Select the lines that hold the word "into" and copy each one.

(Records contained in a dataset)
↓↓↓

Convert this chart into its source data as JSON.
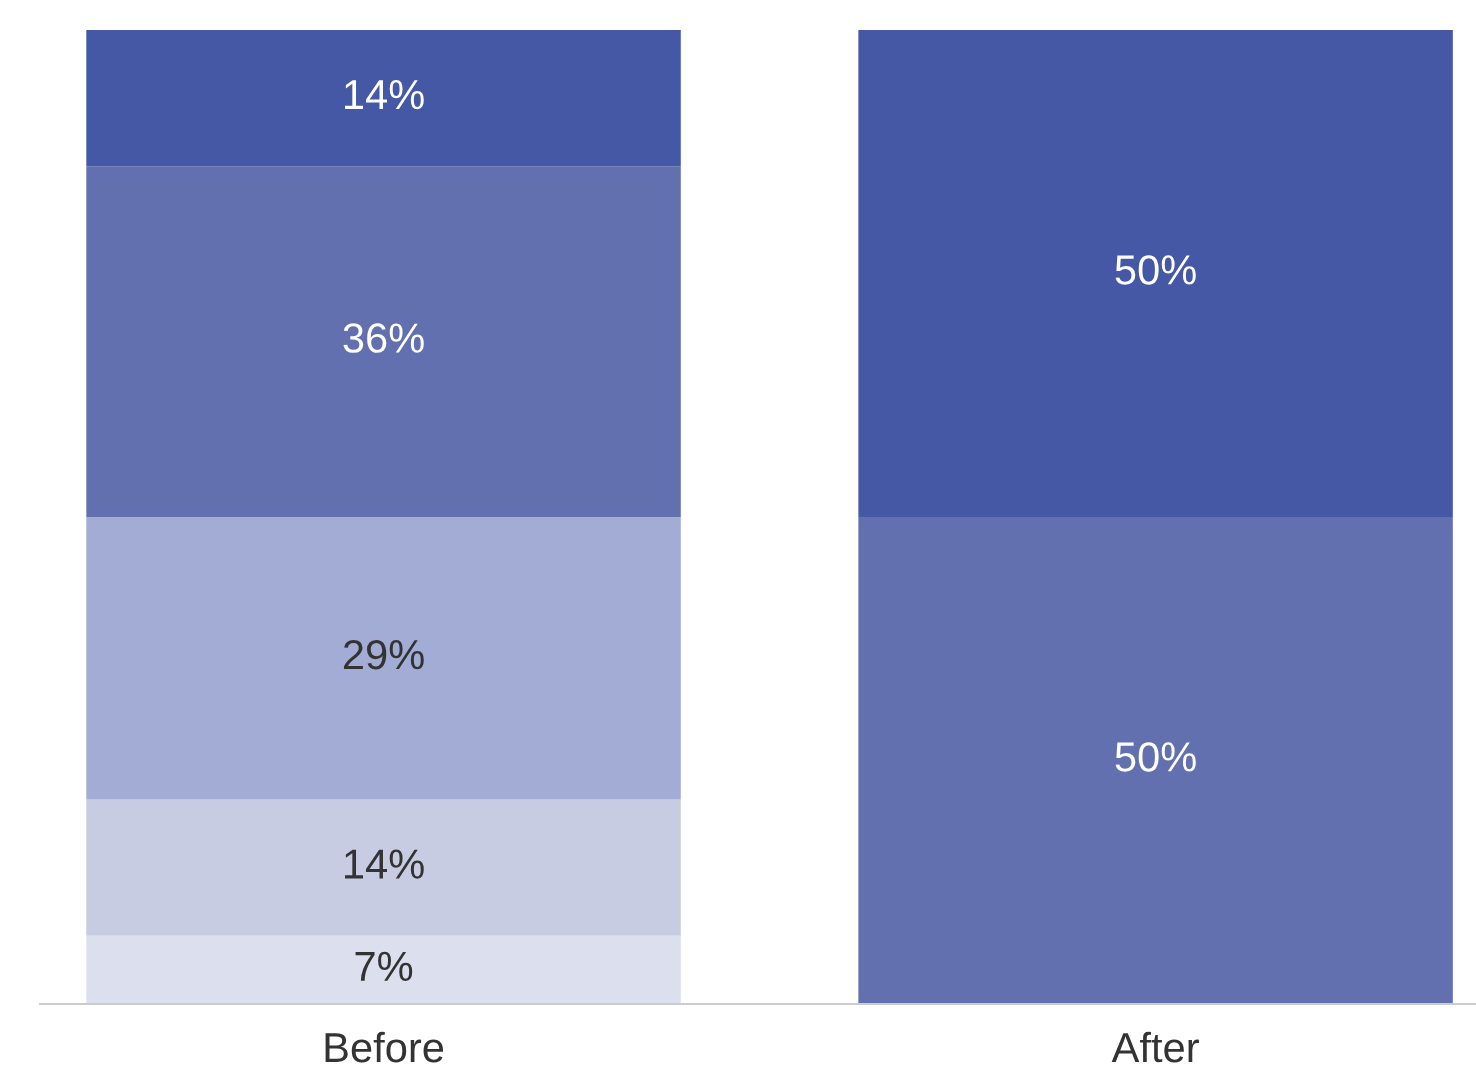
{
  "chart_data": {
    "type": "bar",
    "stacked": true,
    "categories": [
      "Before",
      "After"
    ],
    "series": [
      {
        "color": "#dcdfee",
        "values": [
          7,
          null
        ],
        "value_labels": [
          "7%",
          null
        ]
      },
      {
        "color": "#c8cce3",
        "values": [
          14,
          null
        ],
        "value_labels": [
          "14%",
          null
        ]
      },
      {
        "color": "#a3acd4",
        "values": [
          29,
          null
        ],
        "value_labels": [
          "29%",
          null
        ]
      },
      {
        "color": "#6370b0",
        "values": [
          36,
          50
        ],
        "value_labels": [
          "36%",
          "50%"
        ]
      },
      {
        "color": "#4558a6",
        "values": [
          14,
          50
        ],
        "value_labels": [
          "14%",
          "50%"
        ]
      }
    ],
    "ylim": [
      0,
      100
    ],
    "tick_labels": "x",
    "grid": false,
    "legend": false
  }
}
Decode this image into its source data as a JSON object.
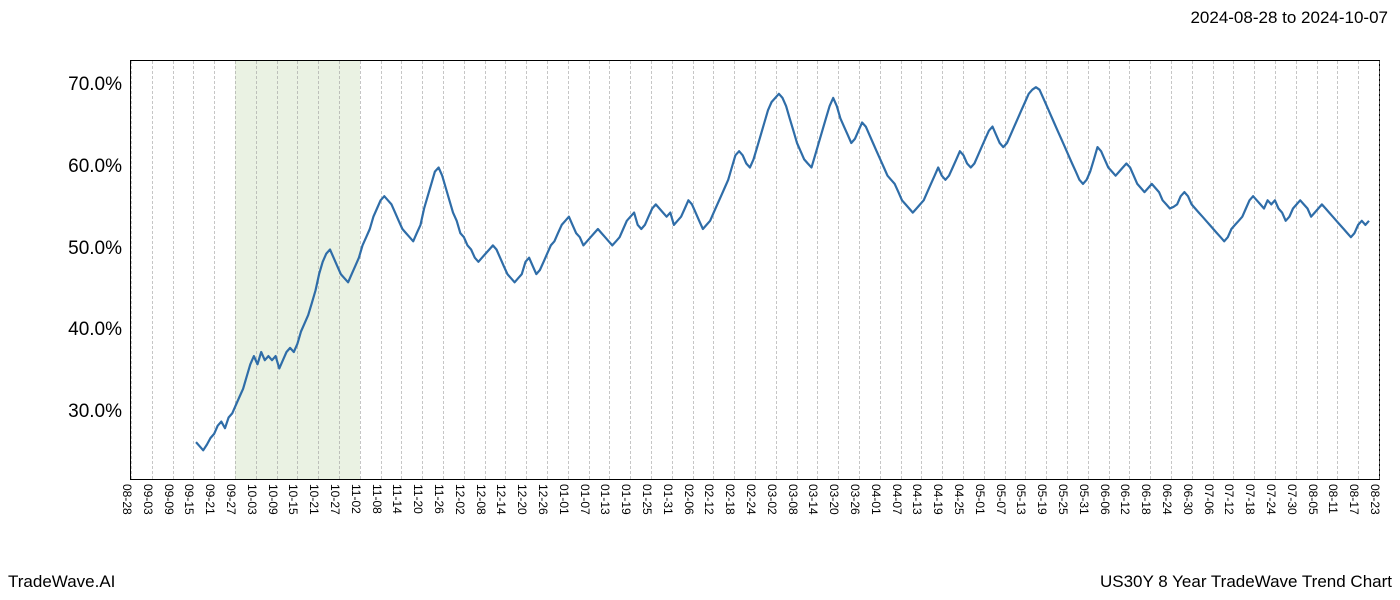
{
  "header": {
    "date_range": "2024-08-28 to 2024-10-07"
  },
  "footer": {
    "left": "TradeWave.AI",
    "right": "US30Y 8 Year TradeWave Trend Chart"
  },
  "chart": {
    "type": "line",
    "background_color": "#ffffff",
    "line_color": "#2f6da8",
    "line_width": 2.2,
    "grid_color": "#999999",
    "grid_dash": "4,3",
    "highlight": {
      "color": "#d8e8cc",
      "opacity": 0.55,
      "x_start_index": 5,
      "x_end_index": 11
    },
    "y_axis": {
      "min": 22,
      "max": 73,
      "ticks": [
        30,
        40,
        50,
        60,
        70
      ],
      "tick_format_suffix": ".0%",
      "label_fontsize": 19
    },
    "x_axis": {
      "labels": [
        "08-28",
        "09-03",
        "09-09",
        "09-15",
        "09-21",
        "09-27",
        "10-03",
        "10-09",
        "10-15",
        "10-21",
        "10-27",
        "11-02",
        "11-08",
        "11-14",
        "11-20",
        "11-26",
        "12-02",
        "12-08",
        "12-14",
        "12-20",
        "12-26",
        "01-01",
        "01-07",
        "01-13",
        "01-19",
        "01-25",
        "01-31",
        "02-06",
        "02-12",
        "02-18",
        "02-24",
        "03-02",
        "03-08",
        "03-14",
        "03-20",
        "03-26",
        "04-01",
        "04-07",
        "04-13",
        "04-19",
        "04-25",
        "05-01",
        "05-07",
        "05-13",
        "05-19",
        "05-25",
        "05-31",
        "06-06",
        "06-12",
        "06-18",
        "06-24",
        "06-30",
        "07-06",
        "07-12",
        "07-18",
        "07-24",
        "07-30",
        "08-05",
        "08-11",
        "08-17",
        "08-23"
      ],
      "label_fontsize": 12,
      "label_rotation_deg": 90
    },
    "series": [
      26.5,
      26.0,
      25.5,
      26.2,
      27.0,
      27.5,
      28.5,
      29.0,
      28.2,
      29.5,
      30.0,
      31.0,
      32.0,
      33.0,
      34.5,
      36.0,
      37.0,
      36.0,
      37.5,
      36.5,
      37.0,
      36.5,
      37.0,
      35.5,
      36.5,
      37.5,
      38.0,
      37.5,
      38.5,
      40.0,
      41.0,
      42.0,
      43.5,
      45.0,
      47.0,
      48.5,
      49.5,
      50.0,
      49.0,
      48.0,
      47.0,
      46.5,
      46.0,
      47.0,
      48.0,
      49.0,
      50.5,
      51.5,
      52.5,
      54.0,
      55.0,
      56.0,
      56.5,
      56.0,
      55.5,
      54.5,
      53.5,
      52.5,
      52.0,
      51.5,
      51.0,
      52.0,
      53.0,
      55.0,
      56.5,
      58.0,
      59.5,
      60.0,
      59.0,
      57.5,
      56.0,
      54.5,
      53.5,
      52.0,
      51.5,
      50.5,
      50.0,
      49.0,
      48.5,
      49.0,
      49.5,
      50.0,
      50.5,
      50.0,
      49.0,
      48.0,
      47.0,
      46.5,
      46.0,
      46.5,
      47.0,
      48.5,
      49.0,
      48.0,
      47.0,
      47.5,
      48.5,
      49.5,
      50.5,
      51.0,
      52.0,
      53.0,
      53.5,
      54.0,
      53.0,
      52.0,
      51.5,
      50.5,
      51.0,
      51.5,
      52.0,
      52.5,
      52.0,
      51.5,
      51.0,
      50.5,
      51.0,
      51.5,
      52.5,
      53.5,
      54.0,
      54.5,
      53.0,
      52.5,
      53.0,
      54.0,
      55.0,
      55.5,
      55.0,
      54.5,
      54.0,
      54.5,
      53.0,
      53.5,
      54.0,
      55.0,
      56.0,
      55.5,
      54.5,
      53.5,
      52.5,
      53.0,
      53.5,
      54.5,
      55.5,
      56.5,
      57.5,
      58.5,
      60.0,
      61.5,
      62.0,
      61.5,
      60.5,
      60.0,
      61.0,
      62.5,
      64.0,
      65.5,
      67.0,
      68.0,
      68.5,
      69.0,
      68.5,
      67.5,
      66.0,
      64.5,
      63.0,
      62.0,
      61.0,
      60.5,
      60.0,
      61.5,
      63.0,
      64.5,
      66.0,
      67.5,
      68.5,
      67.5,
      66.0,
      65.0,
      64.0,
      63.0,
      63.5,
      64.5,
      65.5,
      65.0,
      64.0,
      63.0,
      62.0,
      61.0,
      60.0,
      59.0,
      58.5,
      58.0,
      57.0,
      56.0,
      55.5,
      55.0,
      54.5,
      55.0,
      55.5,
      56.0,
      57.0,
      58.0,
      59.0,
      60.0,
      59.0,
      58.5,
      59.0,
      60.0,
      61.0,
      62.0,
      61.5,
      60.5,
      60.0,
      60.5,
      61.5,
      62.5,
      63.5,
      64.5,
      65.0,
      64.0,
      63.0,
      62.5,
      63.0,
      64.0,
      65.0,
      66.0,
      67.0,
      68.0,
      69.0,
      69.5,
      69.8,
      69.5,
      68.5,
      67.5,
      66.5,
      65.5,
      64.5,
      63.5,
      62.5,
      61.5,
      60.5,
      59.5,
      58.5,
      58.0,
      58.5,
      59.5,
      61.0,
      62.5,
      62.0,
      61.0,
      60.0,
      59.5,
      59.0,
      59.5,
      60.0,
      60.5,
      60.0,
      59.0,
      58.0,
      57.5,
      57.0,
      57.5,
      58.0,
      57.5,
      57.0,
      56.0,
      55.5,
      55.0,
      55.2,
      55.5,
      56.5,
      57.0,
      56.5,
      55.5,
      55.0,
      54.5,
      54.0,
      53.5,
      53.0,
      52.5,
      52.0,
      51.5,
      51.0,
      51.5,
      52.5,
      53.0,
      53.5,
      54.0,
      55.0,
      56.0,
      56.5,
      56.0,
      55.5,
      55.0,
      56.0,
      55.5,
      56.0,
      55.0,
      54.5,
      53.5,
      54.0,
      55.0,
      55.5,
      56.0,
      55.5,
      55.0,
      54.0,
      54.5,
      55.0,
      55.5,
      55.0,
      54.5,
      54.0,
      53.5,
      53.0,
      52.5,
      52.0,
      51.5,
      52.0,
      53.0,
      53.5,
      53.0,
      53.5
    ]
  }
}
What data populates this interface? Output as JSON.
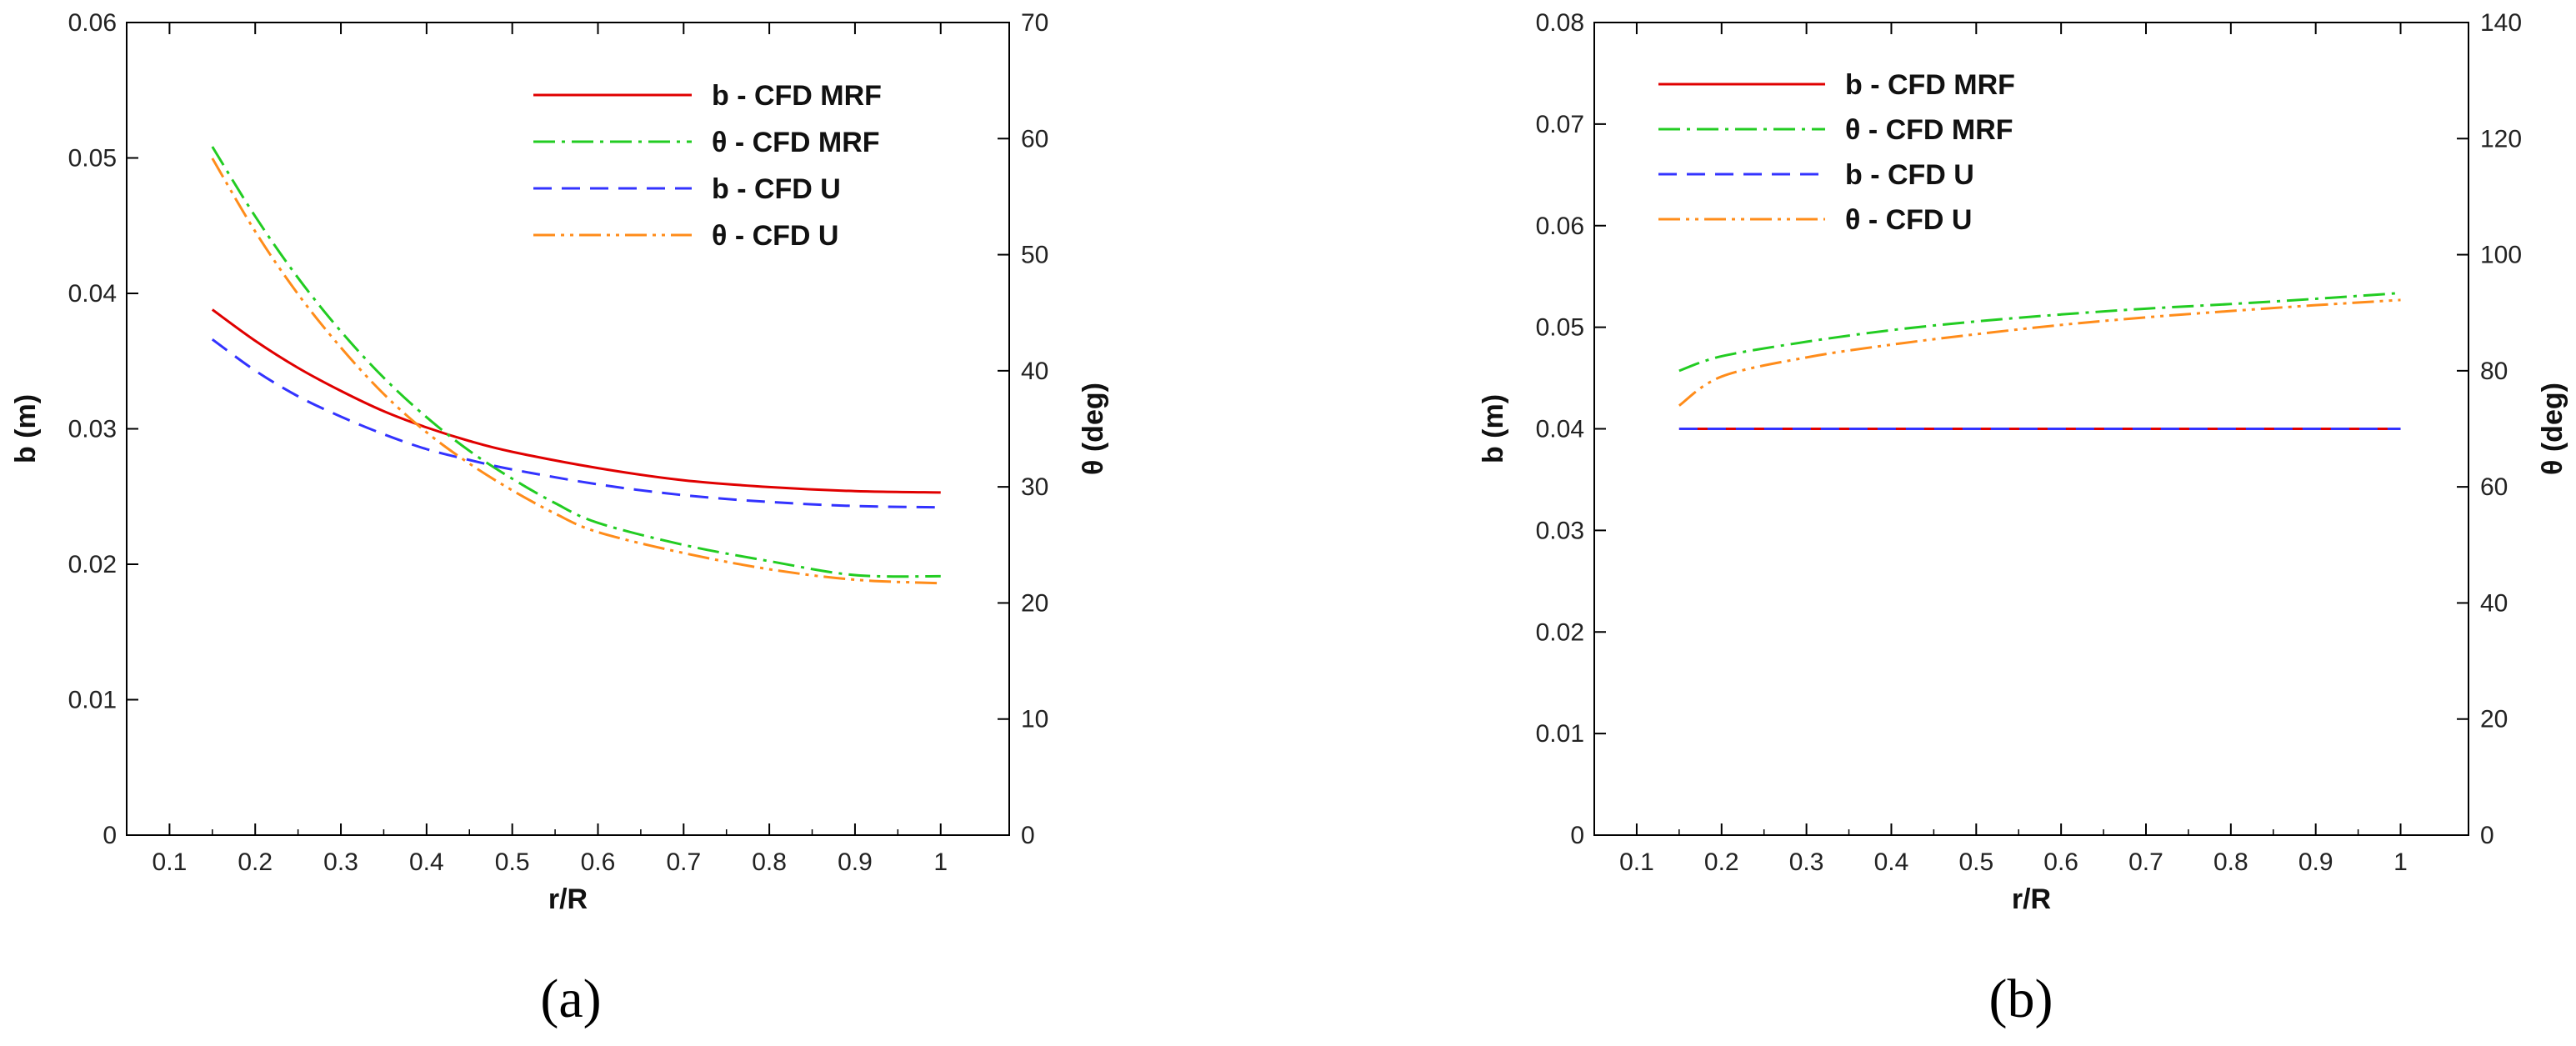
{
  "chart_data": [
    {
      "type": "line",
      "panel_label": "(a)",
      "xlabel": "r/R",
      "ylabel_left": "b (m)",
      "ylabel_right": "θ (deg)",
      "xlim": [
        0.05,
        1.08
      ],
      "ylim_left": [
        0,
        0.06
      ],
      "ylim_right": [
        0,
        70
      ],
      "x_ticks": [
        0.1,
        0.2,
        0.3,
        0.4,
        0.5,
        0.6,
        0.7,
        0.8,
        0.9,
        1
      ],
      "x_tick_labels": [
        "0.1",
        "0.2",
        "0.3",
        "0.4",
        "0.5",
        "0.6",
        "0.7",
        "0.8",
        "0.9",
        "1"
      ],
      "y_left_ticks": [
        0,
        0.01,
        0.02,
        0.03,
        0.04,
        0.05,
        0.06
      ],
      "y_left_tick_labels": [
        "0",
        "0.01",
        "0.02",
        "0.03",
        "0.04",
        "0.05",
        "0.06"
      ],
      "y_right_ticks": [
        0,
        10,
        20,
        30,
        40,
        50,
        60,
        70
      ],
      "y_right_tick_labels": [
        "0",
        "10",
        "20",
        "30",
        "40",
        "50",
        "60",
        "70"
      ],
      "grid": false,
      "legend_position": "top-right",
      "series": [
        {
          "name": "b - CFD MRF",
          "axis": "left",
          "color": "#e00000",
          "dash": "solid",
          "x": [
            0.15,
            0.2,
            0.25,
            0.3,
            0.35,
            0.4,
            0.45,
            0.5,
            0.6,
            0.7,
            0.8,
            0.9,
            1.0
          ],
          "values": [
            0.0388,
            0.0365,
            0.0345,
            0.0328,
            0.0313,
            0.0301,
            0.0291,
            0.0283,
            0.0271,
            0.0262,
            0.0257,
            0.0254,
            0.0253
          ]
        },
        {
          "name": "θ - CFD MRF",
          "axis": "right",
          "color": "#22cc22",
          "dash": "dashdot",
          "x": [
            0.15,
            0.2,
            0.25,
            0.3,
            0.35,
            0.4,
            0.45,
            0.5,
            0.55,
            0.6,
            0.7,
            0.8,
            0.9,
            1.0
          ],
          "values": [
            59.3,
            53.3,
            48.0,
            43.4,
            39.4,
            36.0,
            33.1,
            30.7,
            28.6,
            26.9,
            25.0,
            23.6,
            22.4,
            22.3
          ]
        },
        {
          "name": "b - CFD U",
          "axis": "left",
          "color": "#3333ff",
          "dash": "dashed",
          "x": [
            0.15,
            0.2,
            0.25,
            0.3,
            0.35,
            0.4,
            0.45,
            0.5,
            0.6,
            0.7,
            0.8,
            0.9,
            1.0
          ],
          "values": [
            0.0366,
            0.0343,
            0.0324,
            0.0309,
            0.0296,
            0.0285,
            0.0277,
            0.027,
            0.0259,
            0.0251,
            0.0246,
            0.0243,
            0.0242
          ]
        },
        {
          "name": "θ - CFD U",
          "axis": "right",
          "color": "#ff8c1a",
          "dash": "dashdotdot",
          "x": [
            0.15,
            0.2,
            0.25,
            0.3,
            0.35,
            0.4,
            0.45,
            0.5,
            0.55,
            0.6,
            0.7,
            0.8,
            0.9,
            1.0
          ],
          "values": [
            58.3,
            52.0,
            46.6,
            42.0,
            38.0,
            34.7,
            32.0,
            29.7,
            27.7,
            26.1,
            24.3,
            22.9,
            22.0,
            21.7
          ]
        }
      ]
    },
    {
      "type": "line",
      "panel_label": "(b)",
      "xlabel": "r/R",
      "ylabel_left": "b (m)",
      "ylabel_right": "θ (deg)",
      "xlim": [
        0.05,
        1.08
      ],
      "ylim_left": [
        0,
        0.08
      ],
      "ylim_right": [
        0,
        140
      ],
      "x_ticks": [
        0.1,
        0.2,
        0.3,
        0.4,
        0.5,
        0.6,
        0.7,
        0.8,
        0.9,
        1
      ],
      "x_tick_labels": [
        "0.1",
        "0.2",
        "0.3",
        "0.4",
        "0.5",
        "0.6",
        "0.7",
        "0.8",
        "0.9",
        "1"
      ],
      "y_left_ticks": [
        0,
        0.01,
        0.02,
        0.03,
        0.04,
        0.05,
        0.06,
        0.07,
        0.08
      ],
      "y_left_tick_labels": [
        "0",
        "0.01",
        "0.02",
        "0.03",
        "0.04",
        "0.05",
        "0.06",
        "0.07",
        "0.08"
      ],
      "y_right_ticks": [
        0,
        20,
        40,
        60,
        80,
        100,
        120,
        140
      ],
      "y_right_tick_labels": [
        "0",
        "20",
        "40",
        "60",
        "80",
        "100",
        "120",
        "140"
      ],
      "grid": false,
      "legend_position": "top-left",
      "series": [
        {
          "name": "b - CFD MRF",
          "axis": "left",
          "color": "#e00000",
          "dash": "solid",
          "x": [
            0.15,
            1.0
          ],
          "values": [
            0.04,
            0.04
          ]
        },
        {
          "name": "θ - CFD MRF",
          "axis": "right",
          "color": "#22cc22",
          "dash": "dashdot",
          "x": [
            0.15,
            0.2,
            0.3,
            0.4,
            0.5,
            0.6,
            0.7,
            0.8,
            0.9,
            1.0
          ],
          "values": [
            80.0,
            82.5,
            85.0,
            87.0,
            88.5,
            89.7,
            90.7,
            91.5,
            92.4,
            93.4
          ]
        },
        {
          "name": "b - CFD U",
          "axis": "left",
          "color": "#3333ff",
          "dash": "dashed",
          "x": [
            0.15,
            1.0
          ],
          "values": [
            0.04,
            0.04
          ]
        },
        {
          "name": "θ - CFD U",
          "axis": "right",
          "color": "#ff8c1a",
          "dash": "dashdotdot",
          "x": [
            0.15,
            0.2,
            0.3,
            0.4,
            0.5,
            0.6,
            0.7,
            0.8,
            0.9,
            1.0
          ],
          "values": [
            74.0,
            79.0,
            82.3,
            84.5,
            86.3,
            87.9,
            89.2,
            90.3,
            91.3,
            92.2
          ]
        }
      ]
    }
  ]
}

↑↑↑

**Finished answer:**
Convert this chart into its source data as JSON.
Decode this image into its source data as a JSON object.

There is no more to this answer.